### ITEMS
--------

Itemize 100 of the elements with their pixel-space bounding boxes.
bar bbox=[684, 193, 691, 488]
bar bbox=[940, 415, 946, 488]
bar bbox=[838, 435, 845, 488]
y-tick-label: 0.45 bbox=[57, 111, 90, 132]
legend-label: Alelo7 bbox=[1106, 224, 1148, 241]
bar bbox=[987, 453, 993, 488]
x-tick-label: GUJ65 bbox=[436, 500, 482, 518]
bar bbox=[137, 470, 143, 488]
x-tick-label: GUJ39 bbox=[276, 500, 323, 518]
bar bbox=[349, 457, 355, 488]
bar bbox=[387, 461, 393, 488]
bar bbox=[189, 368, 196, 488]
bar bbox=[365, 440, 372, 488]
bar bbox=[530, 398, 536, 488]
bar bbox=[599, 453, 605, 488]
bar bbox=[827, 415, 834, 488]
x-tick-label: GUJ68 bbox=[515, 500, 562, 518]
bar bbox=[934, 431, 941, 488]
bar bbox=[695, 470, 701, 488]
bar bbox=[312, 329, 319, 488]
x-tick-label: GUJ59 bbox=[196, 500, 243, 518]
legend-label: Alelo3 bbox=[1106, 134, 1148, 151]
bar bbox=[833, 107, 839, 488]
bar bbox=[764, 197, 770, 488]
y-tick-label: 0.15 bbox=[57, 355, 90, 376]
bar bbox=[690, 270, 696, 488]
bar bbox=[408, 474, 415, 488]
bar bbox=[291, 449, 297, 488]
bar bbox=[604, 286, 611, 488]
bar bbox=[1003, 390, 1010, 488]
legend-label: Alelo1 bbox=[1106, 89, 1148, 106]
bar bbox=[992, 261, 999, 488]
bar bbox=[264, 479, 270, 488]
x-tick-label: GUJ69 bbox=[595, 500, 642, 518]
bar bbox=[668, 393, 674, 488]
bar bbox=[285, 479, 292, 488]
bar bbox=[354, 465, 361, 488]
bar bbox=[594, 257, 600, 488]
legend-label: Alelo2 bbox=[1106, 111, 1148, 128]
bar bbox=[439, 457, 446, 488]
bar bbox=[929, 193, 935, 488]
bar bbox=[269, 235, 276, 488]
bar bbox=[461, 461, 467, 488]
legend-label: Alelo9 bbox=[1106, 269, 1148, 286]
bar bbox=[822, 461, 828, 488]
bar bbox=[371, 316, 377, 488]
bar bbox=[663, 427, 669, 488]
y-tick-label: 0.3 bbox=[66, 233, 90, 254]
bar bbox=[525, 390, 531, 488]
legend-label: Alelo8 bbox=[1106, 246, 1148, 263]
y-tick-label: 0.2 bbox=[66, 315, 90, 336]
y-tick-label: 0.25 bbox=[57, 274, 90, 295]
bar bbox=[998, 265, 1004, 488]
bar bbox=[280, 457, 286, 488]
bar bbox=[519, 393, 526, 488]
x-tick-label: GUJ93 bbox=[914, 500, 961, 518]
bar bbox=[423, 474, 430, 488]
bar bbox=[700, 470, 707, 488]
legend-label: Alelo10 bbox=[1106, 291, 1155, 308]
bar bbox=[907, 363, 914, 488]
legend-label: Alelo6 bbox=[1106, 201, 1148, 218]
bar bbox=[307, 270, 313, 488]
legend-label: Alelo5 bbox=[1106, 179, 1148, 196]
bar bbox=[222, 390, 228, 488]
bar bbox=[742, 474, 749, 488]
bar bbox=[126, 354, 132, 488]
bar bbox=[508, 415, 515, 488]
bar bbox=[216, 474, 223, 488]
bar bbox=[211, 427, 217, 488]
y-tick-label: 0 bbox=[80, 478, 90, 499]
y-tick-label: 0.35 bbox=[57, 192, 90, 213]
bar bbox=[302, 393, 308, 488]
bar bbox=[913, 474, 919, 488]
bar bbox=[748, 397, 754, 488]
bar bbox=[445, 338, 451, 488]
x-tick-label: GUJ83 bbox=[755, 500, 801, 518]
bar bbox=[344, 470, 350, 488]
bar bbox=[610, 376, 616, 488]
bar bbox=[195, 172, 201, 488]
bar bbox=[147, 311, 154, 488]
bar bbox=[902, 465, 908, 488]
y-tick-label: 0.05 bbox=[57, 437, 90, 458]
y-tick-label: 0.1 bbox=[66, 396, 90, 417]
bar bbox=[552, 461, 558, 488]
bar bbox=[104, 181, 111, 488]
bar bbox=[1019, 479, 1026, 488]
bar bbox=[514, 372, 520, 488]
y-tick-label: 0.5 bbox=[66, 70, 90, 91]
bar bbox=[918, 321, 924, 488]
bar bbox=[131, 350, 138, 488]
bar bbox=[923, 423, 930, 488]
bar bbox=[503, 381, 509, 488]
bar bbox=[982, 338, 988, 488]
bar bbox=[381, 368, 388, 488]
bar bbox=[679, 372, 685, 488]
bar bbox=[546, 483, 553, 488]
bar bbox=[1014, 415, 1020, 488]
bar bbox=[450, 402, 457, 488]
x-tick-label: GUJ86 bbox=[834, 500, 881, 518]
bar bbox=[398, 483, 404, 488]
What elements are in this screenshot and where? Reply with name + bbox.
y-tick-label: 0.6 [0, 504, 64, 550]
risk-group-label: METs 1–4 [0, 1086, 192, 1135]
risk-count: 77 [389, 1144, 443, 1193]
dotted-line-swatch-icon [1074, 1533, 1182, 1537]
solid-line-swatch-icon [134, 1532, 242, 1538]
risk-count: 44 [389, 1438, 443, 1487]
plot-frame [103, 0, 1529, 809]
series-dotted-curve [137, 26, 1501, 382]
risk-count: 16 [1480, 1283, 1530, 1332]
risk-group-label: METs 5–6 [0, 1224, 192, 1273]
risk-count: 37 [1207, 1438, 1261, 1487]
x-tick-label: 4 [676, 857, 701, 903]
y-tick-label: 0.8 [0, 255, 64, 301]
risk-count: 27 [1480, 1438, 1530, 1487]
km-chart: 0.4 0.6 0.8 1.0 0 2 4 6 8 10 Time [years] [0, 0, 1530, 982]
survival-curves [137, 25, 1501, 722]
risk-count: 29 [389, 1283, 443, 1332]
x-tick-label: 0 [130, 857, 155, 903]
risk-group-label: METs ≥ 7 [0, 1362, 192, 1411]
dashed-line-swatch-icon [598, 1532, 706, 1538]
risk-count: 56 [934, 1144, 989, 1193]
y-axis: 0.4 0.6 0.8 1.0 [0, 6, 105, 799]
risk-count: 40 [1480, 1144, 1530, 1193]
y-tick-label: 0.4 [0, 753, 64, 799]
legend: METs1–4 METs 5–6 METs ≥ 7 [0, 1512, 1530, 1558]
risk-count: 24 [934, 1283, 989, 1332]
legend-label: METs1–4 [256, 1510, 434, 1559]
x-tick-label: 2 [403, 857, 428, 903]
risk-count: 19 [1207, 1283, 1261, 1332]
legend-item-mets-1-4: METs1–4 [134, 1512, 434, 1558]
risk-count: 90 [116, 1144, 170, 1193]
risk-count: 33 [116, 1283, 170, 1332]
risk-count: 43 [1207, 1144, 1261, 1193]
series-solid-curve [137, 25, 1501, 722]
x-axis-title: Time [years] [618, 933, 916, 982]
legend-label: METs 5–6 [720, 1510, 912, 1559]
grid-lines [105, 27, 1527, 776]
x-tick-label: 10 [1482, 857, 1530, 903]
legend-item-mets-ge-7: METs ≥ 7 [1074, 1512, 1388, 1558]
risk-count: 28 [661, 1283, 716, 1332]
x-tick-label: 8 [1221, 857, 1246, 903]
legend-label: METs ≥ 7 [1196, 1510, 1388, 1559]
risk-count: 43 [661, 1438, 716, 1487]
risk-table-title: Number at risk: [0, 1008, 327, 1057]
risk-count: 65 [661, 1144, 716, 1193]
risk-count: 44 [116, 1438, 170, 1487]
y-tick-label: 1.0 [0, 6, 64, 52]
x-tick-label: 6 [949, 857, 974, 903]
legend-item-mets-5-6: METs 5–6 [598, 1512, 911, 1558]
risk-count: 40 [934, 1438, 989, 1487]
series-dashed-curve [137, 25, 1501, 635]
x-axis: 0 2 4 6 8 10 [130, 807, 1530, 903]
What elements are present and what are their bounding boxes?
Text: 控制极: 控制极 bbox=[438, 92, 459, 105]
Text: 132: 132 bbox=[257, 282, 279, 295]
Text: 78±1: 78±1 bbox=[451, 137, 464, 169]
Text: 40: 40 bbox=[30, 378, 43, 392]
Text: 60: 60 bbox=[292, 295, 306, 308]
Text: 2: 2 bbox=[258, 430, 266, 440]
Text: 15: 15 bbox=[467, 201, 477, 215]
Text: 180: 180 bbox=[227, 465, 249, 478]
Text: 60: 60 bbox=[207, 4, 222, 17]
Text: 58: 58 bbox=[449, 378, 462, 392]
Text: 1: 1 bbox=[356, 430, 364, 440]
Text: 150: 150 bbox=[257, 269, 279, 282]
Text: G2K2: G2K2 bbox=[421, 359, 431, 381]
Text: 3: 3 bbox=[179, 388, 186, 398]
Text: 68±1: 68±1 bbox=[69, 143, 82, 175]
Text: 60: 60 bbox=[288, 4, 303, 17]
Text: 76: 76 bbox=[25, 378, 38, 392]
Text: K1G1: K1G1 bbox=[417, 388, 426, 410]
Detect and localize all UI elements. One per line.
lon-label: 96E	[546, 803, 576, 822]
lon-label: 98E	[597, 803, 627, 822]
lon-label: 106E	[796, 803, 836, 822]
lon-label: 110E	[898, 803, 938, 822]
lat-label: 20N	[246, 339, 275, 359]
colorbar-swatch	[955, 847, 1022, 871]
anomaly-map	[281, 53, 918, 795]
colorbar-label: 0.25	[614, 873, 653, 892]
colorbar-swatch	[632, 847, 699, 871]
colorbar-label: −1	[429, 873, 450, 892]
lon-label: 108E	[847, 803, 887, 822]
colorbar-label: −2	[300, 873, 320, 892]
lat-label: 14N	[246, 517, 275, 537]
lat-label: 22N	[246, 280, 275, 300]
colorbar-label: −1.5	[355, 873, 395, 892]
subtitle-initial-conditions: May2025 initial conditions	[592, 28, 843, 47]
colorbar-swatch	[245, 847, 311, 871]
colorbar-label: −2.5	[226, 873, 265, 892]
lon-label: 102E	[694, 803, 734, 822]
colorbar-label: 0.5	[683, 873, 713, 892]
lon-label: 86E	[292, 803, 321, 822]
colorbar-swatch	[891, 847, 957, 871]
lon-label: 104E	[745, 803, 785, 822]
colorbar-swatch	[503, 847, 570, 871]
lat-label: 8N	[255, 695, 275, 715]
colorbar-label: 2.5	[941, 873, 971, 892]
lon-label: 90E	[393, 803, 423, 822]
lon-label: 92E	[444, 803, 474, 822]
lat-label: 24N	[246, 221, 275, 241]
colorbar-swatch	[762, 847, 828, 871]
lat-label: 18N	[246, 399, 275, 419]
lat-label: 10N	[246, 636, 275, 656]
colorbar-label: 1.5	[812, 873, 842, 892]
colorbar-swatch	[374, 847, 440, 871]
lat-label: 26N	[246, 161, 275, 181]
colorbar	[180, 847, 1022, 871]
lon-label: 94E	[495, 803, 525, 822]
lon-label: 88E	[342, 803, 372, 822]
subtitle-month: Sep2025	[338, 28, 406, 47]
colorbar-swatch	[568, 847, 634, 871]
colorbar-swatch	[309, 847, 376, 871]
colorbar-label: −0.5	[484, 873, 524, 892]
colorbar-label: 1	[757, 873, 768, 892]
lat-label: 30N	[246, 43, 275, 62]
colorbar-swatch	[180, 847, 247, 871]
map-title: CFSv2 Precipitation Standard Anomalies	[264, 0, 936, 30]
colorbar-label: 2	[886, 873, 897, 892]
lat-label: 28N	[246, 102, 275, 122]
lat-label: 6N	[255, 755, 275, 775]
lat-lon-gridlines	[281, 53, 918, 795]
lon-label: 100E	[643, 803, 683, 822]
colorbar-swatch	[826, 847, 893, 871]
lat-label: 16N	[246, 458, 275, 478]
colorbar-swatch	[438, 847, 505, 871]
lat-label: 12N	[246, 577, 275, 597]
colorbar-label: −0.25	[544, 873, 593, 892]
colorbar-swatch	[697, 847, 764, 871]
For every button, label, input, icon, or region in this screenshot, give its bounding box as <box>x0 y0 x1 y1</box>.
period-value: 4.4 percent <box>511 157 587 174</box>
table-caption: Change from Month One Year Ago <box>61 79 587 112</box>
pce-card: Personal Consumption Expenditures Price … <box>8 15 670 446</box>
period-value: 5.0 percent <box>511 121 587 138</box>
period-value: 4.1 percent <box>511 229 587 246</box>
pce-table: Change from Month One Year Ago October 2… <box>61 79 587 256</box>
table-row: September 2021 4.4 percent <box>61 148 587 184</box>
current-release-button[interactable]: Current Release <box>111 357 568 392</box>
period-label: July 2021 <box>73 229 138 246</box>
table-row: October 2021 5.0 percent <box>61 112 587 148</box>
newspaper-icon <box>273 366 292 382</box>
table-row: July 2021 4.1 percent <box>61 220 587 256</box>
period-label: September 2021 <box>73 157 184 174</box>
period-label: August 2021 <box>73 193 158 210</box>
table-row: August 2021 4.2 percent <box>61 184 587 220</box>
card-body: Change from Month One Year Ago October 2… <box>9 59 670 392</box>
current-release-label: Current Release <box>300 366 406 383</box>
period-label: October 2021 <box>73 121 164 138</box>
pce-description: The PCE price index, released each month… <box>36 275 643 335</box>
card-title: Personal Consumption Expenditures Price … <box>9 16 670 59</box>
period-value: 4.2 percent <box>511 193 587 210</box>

--------

### EXERCISE INSTRUCTIONS
Quote every line above, from the very first one down through the line containing "bar bbox=[827, 415, 834, 488]", keeping both ends.

### THE ANSWER
Itemize 100 of the elements with their pixel-space bounding boxes.
bar bbox=[684, 193, 691, 488]
bar bbox=[940, 415, 946, 488]
bar bbox=[838, 435, 845, 488]
y-tick-label: 0.45 bbox=[57, 111, 90, 132]
legend-label: Alelo7 bbox=[1106, 224, 1148, 241]
bar bbox=[987, 453, 993, 488]
x-tick-label: GUJ65 bbox=[436, 500, 482, 518]
bar bbox=[137, 470, 143, 488]
x-tick-label: GUJ39 bbox=[276, 500, 323, 518]
bar bbox=[349, 457, 355, 488]
bar bbox=[387, 461, 393, 488]
bar bbox=[189, 368, 196, 488]
bar bbox=[365, 440, 372, 488]
bar bbox=[530, 398, 536, 488]
bar bbox=[599, 453, 605, 488]
bar bbox=[827, 415, 834, 488]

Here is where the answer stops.